» **Ejercicio propuesto a**
Reproduce tal cual el tramo del listado que va desde su inicio hasta la línea que contiene "size-slider-thumb[interactable] — [1020, 331, 1035, 346]", ambos extremos incluidos.

Dios a veces permanece en
silencio. ¡Cuántas veces hemos vivido cada uno en nuestra vida el silencio
de Dios! En nuestra historia Dios guarda silencio.
Su corazón late con el nuestro.
Mira con sus ojos nuestra vida. Nos espera. Pero es verdad que tantas veces no
oímos su voz. No entendemos sus palabras.
Me gusta estar en silencio con
algunas personas especiales. Personas que quiero y que me quieren, y con las
que no hay que decir nada. Sólo estar. Mirar. Es la mayor complicidad.
Descansar juntos. Mirar el mar sin decir nada. Compartir el cansancio de un
día, callados.
A veces alguien muy querido está
triste y yo no sé qué decir, porque soy torpe, pero estoy ahí. Cerca. Callado.
El abrazo mejor es sin palabras.
La alegría desbordante también a
veces nos deja callados porque no hay ninguna palabra que exprese lo que
sentimos. La ternura es callada a veces. Contemplar a alguien que queremos sin
decir nada. Da paz hacerlo y te une a esa persona con lazos invisibles. Pienso en el silencio de Dios.
¡Cuántas veces lo he sentido! Lo conozco muy bien. Creo que a veces ha
coincidido con momentos de mucho ruido, de ir de un lado al otro, de mucha
dispersión.
No le dejo hablar. No le dejo
espacio. Y de repente, me paro, ¿por qué no me hablas, Señor? Pero es que
no le he dejado. No le he dejado que me acompañe en el camino y directamente le
pido la solución. ¡Qué paciencia tiene!
Después de una pregunta huyo a
otra parte, sin esperar respuesta, sin esperar siquiera el eco en Dios de mi
pregunta. Otras veces el silencio de Dios
es ese que dura mucho, ante una encrucijada de la vida. No sabemos qué hacer.
No sabemos qué opción es la que Dios quiere.
Siempre recuerdo esa pregunta,
tan humana, que san Felipe Neri le hace a Jesús en un momento en la película Prefiero
el paraíso. Delante del crucifijo pregunta: “Señor, ¿qué quieres de mí?”.
Me conmovió verlo mirando la
cruz. Escuchando el silencio de Dios. Siempre había pensado irse de misionero,
pero no salía, no se abrían puertas, y los niños más pobres lo necesitaban.
Quizás Dios le pedía otra cosa. “¿Qué quieres de mí, Señor? Habla más alto”.
Ese momento de encrucijada en que
Dios calla es uno de los momentos más importantes de nuestra vida.
Escuchamos nuestro corazón. Y tanteamos a Dios que parece que
no habla pero está a mi lado en silencio, abrazándome, confiando, sin forzar.
Respetando mi tiempo, mi momento de libertad, mi búsqueda que me hace más
compresivo, frágil, vulnerable.

» **Listado**
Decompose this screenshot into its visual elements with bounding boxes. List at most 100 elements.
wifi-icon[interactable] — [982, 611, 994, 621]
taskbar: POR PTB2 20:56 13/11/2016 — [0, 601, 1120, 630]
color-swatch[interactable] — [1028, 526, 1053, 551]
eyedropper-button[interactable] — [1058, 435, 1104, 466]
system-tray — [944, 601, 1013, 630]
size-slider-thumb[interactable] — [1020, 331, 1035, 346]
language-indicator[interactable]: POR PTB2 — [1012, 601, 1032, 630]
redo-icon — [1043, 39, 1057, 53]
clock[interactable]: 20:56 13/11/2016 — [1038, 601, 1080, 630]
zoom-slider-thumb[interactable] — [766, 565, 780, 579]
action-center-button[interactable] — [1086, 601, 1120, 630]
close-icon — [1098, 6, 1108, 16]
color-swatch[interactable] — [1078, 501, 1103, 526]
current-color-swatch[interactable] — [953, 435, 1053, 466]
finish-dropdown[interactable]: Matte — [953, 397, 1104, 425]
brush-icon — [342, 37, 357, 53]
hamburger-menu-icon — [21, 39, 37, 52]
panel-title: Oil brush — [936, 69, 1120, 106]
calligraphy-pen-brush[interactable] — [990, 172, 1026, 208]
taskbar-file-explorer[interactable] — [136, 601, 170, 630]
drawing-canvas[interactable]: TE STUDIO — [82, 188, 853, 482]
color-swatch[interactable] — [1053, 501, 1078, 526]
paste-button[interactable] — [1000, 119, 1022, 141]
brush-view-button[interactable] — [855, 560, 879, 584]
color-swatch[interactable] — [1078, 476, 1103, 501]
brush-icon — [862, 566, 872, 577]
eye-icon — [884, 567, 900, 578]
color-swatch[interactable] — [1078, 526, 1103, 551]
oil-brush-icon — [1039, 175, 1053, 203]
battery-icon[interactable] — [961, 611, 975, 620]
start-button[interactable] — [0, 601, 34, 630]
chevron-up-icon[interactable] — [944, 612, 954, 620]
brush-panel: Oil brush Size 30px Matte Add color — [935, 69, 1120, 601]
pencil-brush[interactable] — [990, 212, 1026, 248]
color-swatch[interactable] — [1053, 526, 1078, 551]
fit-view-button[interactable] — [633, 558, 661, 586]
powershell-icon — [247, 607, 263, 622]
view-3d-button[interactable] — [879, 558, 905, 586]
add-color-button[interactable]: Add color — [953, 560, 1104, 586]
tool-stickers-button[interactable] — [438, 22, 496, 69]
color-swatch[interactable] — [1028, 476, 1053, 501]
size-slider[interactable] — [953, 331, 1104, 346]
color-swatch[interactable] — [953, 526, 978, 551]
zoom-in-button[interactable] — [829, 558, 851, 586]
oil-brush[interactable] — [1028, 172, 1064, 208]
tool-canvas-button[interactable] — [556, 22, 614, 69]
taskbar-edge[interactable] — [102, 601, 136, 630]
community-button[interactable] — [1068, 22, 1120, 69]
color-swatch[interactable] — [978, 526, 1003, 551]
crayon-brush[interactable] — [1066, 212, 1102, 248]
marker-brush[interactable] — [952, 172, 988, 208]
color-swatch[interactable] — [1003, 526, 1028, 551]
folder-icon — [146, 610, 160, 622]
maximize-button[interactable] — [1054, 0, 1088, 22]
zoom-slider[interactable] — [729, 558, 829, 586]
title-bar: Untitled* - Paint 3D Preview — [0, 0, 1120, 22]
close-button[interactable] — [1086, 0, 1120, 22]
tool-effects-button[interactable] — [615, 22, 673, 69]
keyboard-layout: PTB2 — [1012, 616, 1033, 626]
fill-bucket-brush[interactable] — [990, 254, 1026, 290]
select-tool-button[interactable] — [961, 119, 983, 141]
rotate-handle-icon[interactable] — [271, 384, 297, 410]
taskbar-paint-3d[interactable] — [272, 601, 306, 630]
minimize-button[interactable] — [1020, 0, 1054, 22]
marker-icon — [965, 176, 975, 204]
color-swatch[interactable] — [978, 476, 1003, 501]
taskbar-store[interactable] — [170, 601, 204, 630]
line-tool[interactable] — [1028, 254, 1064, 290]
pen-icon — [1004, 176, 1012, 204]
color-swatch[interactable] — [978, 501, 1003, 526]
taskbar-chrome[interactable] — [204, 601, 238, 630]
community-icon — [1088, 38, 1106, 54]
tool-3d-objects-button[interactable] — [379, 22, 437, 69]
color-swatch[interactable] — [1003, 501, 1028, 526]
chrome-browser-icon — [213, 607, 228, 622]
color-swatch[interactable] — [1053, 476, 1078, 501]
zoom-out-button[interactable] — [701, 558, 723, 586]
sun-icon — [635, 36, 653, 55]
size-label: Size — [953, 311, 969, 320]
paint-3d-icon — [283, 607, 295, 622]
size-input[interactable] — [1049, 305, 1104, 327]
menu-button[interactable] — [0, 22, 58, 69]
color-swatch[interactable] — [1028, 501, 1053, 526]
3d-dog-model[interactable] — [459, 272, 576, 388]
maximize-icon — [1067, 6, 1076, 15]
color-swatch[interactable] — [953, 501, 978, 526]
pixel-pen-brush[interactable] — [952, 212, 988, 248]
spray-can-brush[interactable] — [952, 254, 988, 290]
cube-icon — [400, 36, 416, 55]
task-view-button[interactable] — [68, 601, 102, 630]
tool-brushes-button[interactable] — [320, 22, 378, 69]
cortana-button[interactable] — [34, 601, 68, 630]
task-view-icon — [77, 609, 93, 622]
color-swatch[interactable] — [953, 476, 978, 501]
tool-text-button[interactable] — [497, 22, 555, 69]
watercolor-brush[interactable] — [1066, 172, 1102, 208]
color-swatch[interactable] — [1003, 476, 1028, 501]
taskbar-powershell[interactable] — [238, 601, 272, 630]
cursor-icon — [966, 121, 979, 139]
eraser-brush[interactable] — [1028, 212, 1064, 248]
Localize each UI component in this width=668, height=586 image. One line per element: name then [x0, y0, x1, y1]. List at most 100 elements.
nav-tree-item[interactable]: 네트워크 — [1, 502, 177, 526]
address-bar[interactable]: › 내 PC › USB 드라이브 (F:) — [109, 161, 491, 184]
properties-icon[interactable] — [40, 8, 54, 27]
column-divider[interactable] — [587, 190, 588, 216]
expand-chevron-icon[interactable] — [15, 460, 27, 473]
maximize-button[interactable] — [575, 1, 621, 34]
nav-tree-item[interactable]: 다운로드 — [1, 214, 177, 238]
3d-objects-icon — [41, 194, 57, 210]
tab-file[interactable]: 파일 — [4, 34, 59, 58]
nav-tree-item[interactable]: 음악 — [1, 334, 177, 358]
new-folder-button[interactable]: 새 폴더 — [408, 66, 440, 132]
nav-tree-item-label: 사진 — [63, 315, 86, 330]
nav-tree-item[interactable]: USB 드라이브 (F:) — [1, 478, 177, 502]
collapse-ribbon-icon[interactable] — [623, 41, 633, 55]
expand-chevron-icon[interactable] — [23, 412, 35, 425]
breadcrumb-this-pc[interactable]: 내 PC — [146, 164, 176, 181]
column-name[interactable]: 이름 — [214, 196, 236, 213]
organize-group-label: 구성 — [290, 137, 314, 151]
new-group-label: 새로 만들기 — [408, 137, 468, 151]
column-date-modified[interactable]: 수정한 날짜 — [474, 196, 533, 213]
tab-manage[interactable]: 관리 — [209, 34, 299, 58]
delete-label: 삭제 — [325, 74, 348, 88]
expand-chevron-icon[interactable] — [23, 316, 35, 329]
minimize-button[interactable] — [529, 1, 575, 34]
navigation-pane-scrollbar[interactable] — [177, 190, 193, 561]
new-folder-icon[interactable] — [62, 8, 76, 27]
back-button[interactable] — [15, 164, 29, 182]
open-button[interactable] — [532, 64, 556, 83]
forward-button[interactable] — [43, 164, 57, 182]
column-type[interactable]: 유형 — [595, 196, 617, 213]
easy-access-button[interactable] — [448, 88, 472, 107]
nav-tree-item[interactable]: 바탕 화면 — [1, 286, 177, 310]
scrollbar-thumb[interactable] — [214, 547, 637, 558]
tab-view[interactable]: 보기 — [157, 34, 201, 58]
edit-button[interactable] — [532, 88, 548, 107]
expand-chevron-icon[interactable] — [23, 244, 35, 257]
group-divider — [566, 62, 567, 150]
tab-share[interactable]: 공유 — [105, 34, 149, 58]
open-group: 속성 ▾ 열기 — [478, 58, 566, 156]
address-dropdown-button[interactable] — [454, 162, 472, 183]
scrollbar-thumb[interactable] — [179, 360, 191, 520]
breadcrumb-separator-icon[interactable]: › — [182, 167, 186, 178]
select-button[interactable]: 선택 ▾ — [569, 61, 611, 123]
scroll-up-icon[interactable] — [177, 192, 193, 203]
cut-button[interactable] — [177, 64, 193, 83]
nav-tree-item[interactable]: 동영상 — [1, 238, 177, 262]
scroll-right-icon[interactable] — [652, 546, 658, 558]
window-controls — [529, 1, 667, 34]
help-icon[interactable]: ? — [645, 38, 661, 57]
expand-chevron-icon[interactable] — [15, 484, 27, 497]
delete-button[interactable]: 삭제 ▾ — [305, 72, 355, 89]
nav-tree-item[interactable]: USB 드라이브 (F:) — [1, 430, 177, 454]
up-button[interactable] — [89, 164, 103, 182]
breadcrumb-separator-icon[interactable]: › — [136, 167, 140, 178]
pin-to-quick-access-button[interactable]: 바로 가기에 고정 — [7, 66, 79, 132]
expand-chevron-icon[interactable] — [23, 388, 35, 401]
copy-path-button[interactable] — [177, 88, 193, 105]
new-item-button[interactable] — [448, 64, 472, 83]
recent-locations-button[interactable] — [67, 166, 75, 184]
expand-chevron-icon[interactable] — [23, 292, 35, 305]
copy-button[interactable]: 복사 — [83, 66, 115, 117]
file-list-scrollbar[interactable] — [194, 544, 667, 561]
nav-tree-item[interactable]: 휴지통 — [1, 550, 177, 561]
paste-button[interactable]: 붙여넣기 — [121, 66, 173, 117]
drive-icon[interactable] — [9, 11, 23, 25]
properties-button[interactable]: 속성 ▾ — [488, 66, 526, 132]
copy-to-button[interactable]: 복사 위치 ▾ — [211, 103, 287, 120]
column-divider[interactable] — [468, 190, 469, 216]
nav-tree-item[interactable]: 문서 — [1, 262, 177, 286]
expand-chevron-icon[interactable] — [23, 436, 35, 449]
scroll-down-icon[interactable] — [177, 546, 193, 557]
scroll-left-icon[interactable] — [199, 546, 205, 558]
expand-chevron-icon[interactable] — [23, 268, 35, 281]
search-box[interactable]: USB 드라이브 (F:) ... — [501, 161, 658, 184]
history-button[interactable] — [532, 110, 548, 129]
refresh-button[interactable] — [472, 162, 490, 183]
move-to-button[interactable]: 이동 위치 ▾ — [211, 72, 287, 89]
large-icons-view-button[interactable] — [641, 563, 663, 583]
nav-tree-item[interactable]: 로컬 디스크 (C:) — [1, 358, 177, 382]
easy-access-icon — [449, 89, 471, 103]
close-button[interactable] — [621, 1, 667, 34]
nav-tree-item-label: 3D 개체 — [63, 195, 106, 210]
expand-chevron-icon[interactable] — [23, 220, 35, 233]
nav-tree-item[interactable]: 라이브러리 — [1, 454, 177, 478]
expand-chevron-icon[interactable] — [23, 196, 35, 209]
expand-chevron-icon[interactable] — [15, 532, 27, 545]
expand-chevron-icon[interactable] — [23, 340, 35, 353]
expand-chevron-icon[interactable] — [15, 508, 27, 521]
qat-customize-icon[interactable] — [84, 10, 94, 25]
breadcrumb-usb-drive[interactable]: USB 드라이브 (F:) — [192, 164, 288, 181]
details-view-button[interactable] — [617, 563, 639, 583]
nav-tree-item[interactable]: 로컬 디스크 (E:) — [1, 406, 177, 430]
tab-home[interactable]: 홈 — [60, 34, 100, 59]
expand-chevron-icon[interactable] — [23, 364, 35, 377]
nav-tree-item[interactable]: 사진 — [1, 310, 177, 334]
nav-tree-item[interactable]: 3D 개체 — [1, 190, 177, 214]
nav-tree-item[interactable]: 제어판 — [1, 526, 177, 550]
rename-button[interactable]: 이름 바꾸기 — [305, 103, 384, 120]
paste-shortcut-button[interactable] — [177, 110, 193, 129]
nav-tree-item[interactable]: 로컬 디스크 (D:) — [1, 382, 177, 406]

» **Ejercicio propuesto b**
Prosigue el texto sobre el silencio de Dios a partir de su última frase.

» **Respuesta del ejercicio a**
Decompose this screenshot into its visual elements with bounding boxes. List at most 100 elements.
wifi-icon[interactable] — [982, 611, 994, 621]
taskbar: POR PTB2 20:56 13/11/2016 — [0, 601, 1120, 630]
color-swatch[interactable] — [1028, 526, 1053, 551]
eyedropper-button[interactable] — [1058, 435, 1104, 466]
system-tray — [944, 601, 1013, 630]
size-slider-thumb[interactable] — [1020, 331, 1035, 346]

» **Respuesta del ejercicio b**
Le agradezco a Dios su silencio
sonoro de alguna época de mi vida cuando me equivoqué porque no lo sabía todo.
Cuando llegó su palabra después del silencio, mi alma estaba abierta. Agradecí
esa luz.
Pienso que el silencio de
Dios es sonoro. Porque suena en el silencio y en la oscuridad. No es vacío. Es
espera. Son pasos en la oscuridad. Es caminar a su lado. Él siempre a mi lado.
Hay otros silencios en los que
preguntamos porque no comprendemos. El porqué del dolor. El porqué de mi cruz y
de la de los que amo. Esa pregunta tan humana que brota de la incomprensión.
Es Dios el que en silencio, con
un silencio sagrado, está a mi lado sosteniéndome en el dolor, sufriendo
conmigo. Calmando mi corazón, abriéndolo para que el dolor no lo haga
duro. Diciéndome que me quiere más que nunca. Y me manda ángeles humanos
que me confortan. O me hace ángel para otros.
Muchos silencios de Dios, es
verdad, son silencios míos. Cuando me distancio. No le hablo. No cuento con Él.
Cierro esa vía personal de diálogo con Dios.
Dios suele usar siempre el mismo
camino para llegar a mí y hablarme al corazón. A través de la música, o de la
belleza, o de alguien que quiero, o de las lecturas, del dolor, de las
alegrías, de la misericordia que siento ante el que sufre. De la soledad, de la
diversión. Cada uno tiene su lenguaje con
Dios. Y a veces callo yo. Dios me habla, y yo no estoy con Él. He cerrado
ese pasadizo secreto entre los dos. ¿Lo conozco? ¿Sé cuál es esa llave?
La palabra se hizo carne y acampó
entre nosotros.Dios entre nosotros. Navidad es un Dios que habla en nosotros.
Se acabó el silencio, pasó la noche.
La palabra que Dios pronunció
sobre el hombre en ese primer adviento resuena hoy: “Estoy contigo, dentro
de ti, vengo a caminar contigo, a acampar junto a ti, te quiero con locura”.
Dios rompió el silencio
preguntando a María, pidiendo permiso, tocando la puerta de María con infinito
respeto. Por una sola palabra, por un sí, Dios acampó entre nosotros. Y la
palabra se hizo carne para siempre. Es decir, se hizo como yo.
Humano, vulnerable. Con mi miedo y mis sueños, mis incertidumbres y mis
preguntas. Mis luces y mis pérdidas, mis fracasos y mis conquistas. Mis
nostalgias, mis tristezas, mis alegrías, mis renuncias, mis decisiones, mi
vocación.
Me encanta la palabra “carne” que
habla de una verdad honda. No es “como si fuera hombre”.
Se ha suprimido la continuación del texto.